Copy out the rows exactly, starting with the first row and going on through the row that contains "section-1-heading: 一、净利润概念和影响因素 [146,523,433,552]".

*Records shown:*
>> START

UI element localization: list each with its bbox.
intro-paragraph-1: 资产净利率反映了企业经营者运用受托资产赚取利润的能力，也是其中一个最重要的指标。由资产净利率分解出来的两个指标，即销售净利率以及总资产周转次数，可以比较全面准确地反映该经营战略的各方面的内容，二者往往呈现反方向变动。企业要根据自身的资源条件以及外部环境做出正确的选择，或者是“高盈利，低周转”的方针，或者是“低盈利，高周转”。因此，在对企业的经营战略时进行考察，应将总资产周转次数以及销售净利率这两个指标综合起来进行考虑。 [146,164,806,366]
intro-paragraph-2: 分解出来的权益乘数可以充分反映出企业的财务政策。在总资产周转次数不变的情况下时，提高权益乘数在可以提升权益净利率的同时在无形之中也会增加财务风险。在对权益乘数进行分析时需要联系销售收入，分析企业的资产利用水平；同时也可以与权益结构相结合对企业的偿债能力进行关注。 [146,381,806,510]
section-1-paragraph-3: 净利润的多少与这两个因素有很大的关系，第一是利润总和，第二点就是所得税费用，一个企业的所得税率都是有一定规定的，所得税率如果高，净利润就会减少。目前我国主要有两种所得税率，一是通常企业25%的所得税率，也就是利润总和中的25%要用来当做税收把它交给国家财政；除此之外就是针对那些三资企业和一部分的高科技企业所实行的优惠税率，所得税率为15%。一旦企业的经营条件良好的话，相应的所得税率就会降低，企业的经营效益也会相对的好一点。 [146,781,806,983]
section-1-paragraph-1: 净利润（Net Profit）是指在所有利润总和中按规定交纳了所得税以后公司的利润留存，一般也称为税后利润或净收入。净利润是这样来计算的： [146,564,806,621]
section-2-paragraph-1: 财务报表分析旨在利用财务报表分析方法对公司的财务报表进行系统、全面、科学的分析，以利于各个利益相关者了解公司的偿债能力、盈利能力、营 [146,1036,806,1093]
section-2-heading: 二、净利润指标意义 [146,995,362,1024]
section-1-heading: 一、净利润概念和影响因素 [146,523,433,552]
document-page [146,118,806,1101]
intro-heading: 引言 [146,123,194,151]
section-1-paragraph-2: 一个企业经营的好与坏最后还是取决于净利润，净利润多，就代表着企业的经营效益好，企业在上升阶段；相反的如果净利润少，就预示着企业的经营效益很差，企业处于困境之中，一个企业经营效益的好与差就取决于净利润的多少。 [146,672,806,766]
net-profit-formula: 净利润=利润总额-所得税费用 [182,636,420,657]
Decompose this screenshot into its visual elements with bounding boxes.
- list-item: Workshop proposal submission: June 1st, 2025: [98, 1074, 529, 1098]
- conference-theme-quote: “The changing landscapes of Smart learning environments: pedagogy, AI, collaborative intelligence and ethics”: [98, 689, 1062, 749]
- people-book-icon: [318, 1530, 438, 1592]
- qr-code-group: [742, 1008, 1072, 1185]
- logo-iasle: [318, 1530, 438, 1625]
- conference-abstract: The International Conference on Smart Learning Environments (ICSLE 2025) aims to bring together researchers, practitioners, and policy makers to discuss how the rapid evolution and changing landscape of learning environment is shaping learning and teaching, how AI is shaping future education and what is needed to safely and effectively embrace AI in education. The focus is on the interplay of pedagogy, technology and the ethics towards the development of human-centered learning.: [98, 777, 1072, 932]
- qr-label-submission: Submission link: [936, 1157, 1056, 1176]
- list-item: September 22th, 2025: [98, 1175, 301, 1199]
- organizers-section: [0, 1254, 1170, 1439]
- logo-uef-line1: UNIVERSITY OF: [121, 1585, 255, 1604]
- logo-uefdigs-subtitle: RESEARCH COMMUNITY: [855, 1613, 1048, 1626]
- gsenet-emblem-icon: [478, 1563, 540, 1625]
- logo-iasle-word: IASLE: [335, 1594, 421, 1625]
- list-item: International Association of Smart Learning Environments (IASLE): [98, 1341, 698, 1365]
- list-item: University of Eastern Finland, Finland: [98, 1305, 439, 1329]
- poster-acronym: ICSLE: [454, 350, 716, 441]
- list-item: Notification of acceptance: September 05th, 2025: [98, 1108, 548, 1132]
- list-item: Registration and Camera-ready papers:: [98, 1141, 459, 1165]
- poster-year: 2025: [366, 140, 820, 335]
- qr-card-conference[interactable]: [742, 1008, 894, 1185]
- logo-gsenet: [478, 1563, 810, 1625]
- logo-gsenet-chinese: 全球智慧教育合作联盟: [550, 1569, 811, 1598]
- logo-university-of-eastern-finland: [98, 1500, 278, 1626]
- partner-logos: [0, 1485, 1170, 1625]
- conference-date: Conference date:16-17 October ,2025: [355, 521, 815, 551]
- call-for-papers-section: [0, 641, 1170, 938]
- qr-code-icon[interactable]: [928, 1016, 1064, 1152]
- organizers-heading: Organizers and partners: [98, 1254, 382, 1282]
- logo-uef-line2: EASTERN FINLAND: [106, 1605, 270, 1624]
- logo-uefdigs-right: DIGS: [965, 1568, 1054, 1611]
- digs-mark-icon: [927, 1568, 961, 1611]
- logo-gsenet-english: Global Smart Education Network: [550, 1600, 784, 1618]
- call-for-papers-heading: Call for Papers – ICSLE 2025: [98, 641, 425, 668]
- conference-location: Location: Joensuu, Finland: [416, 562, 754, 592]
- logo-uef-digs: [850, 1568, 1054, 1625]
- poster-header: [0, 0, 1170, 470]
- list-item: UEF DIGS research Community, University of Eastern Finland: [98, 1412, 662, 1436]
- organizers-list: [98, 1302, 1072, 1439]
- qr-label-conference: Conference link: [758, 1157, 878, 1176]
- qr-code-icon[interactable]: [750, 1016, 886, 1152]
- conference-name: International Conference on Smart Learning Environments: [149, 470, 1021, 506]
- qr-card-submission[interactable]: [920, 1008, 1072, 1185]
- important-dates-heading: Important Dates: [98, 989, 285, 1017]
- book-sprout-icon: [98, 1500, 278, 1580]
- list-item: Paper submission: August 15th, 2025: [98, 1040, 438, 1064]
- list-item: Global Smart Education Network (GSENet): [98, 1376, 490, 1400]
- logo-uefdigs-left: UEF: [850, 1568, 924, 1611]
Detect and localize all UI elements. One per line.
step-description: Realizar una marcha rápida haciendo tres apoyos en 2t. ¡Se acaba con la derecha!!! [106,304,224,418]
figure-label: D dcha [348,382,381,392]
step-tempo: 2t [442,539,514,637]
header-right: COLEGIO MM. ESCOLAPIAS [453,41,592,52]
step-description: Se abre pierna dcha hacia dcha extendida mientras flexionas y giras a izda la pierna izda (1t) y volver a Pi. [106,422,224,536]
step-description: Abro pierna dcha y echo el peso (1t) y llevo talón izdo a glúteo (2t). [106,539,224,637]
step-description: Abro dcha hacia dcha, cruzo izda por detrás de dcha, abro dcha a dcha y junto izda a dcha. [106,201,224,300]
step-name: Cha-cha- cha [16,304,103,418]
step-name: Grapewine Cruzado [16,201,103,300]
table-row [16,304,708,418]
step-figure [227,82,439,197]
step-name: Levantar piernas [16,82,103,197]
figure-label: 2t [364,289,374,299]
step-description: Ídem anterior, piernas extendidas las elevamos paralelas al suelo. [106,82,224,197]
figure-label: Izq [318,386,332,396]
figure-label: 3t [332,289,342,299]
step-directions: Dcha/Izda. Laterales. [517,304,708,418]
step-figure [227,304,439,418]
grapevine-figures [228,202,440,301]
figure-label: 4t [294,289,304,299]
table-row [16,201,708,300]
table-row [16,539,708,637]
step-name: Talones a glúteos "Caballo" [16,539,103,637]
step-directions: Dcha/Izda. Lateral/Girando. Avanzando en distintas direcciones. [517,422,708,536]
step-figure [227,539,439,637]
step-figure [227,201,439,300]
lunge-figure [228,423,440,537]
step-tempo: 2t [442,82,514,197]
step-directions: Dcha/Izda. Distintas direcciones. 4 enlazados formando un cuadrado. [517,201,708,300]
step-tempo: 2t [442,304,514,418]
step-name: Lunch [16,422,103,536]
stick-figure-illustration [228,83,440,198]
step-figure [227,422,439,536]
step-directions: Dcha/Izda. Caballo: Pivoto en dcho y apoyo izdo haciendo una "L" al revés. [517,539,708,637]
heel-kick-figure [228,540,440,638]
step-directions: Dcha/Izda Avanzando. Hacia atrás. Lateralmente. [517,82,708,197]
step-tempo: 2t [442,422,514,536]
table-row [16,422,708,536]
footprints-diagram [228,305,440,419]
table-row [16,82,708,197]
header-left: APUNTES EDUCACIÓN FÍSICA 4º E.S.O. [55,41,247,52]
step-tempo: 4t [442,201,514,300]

>> END

*Task result:*
UI element localization: list each with its bbox.
intro-paragraph-1: 资产净利率反映了企业经营者运用受托资产赚取利润的能力，也是其中一个最重要的指标。由资产净利率分解出来的两个指标，即销售净利率以及总资产周转次数，可以比较全面准确地反映该经营战略的各方面的内容，二者往往呈现反方向变动。企业要根据自身的资源条件以及外部环境做出正确的选择，或者是“高盈利，低周转”的方针，或者是“低盈利，高周转”。因此，在对企业的经营战略时进行考察，应将总资产周转次数以及销售净利率这两个指标综合起来进行考虑。 [146,164,806,366]
intro-paragraph-2: 分解出来的权益乘数可以充分反映出企业的财务政策。在总资产周转次数不变的情况下时，提高权益乘数在可以提升权益净利率的同时在无形之中也会增加财务风险。在对权益乘数进行分析时需要联系销售收入，分析企业的资产利用水平；同时也可以与权益结构相结合对企业的偿债能力进行关注。 [146,381,806,510]
section-1-paragraph-3: 净利润的多少与这两个因素有很大的关系，第一是利润总和，第二点就是所得税费用，一个企业的所得税率都是有一定规定的，所得税率如果高，净利润就会减少。目前我国主要有两种所得税率，一是通常企业25%的所得税率，也就是利润总和中的25%要用来当做税收把它交给国家财政；除此之外就是针对那些三资企业和一部分的高科技企业所实行的优惠税率，所得税率为15%。一旦企业的经营条件良好的话，相应的所得税率就会降低，企业的经营效益也会相对的好一点。 [146,781,806,983]
section-1-paragraph-1: 净利润（Net Profit）是指在所有利润总和中按规定交纳了所得税以后公司的利润留存，一般也称为税后利润或净收入。净利润是这样来计算的： [146,564,806,621]
section-2-paragraph-1: 财务报表分析旨在利用财务报表分析方法对公司的财务报表进行系统、全面、科学的分析，以利于各个利益相关者了解公司的偿债能力、盈利能力、营 [146,1036,806,1093]
section-2-heading: 二、净利润指标意义 [146,995,362,1024]
section-1-heading: 一、净利润概念和影响因素 [146,523,433,552]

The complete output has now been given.